Task brief:
Copy all lines of the listing that include the string "Service".
— Begin Records supplied —
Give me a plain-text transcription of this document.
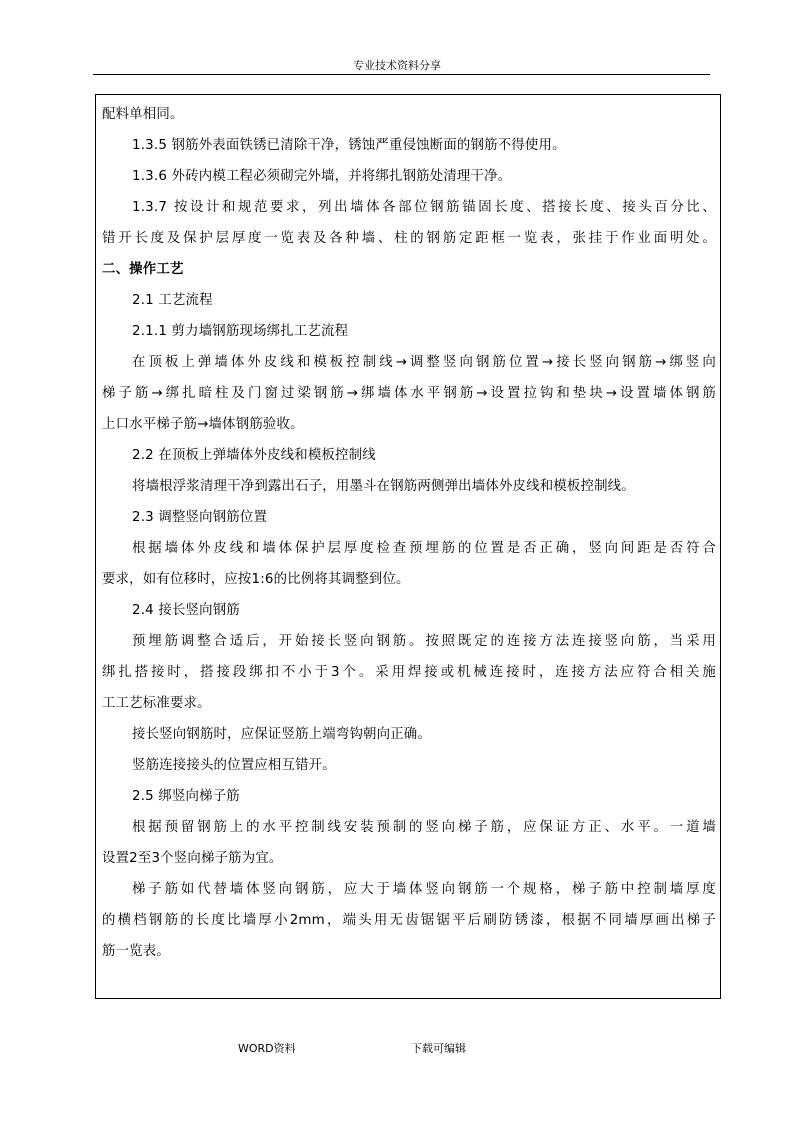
专业技术资料分享
配料单相同。
1.3.5 钢筋外表面铁锈已清除干净，锈蚀严重侵蚀断面的钢筋不得使用。
1.3.6 外砖内模工程必须砌完外墙，并将绑扎钢筋处清理干净。
1.3.7 按设计和规范要求，列出墙体各部位钢筋锚固长度、搭接长度、接头百分比、
错开长度及保护层厚度一览表及各种墙、柱的钢筋定距框一览表，张挂于作业面明处。
二、操作工艺
2.1 工艺流程
2.1.1 剪力墙钢筋现场绑扎工艺流程
在顶板上弹墙体外皮线和模板控制线→调整竖向钢筋位置→接长竖向钢筋→绑竖向
梯子筋→绑扎暗柱及门窗过梁钢筋→绑墙体水平钢筋→设置拉钩和垫块→设置墙体钢筋
上口水平梯子筋→墙体钢筋验收。
2.2 在顶板上弹墙体外皮线和模板控制线
将墙根浮浆清理干净到露出石子，用墨斗在钢筋两侧弹出墙体外皮线和模板控制线。
2.3 调整竖向钢筋位置
根据墙体外皮线和墙体保护层厚度检查预埋筋的位置是否正确，竖向间距是否符合
要求，如有位移时，应按1:6的比例将其调整到位。
2.4 接长竖向钢筋
预埋筋调整合适后，开始接长竖向钢筋。按照既定的连接方法连接竖向筋，当采用
绑扎搭接时，搭接段绑扣不小于3个。采用焊接或机械连接时，连接方法应符合相关施
工工艺标准要求。
接长竖向钢筋时，应保证竖筋上端弯钩朝向正确。
竖筋连接接头的位置应相互错开。
2.5 绑竖向梯子筋
根据预留钢筋上的水平控制线安装预制的竖向梯子筋，应保证方正、水平。一道墙
设置2至3个竖向梯子筋为宜。
梯子筋如代替墙体竖向钢筋，应大于墙体竖向钢筋一个规格，梯子筋中控制墙厚度
的横档钢筋的长度比墙厚小2mm，端头用无齿锯锯平后刷防锈漆，根据不同墙厚画出梯子
筋一览表。
WORD资料	下载可编辑
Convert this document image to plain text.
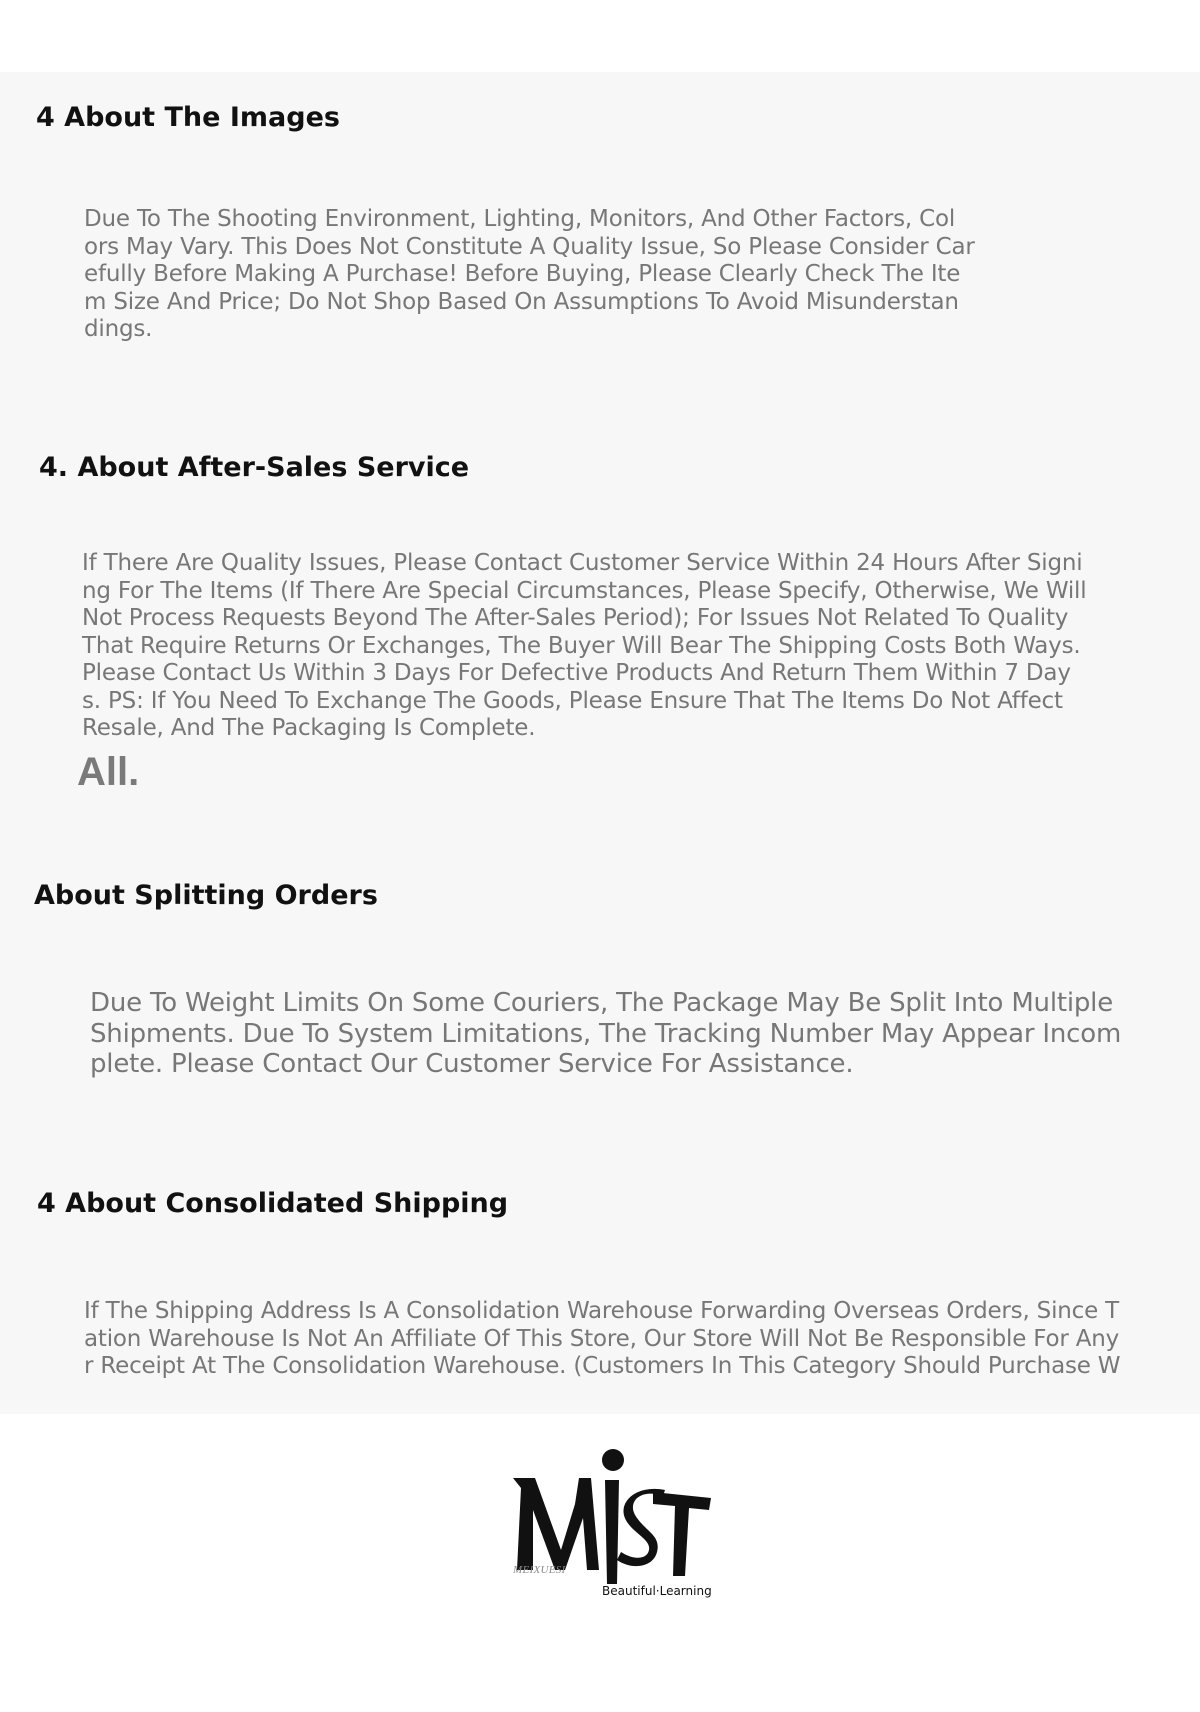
4 About The Images

Due To The Shooting Environment, Lighting, Monitors, And Other Factors, Col
ors May Vary. This Does Not Constitute A Quality Issue, So Please Consider Car
efully Before Making A Purchase! Before Buying, Please Clearly Check The Ite
m Size And Price; Do Not Shop Based On Assumptions To Avoid Misunderstan
dings.

4. About After-Sales Service

If There Are Quality Issues, Please Contact Customer Service Within 24 Hours After Signi
ng For The Items (If There Are Special Circumstances, Please Specify, Otherwise, We Will
Not Process Requests Beyond The After-Sales Period); For Issues Not Related To Quality
That Require Returns Or Exchanges, The Buyer Will Bear The Shipping Costs Both Ways.
Please Contact Us Within 3 Days For Defective Products And Return Them Within 7 Day
s. PS: If You Need To Exchange The Goods, Please Ensure That The Items Do Not Affect
Resale, And The Packaging Is Complete.

All.

About Splitting Orders

Due To Weight Limits On Some Couriers, The Package May Be Split Into Multiple
Shipments. Due To System Limitations, The Tracking Number May Appear Incom
plete. Please Contact Our Customer Service For Assistance.

4 About Consolidated Shipping

If The Shipping Address Is A Consolidation Warehouse Forwarding Overseas Orders, Since T
ation Warehouse Is Not An Affiliate Of This Store, Our Store Will Not Be Responsible For Any
r Receipt At The Consolidation Warehouse. (Customers In This Category Should Purchase W

MEIXUESI

Beautiful·Learning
— End Records supplied —
Answer to the problem:
4. About After-Sales Service
If There Are Quality Issues, Please Contact Customer Service Within 24 Hours After Signi
plete. Please Contact Our Customer Service For Assistance.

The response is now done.